Exercise objective – Copy the lines holding the word "mine", all of them.

Extracted data –
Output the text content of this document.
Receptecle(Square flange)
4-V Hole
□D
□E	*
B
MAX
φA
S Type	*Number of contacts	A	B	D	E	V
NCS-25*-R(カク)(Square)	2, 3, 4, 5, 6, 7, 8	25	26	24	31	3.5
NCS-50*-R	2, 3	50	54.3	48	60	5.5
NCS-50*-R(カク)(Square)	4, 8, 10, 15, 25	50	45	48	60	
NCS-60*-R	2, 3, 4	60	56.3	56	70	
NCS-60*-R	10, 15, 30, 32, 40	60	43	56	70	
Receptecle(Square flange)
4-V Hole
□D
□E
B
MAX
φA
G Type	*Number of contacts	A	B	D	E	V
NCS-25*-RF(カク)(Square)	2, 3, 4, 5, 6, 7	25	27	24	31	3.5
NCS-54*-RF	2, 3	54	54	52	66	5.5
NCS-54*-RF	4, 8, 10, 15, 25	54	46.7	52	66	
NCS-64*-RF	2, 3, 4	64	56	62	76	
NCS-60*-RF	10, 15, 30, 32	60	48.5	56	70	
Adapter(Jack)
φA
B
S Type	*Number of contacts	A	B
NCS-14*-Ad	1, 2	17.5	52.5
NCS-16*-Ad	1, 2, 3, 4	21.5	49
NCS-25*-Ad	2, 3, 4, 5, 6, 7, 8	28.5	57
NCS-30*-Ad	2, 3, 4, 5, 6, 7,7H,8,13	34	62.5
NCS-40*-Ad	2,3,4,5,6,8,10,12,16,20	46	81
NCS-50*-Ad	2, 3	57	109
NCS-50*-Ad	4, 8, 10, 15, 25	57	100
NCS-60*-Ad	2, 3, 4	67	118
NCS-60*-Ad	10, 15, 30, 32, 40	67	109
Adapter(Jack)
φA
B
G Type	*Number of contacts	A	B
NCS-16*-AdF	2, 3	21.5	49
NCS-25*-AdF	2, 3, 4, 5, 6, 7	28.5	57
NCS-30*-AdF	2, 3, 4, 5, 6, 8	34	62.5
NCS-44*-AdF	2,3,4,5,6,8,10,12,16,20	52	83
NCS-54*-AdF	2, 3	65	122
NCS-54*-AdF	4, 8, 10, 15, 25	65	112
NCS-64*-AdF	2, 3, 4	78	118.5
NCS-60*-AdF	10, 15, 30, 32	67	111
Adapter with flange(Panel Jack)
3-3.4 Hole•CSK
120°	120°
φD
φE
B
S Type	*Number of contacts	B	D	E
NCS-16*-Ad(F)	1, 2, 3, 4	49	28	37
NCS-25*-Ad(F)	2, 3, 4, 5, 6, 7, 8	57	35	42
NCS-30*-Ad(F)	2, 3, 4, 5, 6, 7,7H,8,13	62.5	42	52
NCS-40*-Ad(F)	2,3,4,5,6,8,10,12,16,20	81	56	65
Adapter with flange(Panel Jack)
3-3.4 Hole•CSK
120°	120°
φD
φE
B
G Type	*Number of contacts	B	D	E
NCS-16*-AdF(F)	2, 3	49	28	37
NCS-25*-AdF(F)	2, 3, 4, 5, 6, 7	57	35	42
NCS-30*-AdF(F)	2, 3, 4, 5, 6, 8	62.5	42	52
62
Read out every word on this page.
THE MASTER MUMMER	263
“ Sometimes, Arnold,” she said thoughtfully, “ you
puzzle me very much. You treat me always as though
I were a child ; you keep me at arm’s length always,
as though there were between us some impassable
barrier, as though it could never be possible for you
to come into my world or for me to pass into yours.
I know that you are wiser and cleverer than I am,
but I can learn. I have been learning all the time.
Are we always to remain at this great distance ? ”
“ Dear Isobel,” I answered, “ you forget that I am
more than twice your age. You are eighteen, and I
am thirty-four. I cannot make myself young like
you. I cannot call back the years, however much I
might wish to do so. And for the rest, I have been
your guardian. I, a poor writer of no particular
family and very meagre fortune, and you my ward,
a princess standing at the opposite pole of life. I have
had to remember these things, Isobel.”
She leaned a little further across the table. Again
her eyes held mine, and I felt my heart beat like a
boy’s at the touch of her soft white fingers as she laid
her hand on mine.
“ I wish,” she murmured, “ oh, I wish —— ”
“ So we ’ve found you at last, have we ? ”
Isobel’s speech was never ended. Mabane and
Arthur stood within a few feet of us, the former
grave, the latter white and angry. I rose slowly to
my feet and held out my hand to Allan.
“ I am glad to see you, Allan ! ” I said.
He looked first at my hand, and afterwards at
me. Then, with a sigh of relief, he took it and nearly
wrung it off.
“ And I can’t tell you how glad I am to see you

Exercise solution –
her eyes held mine, and I felt my heart beat like a
her hand on mine.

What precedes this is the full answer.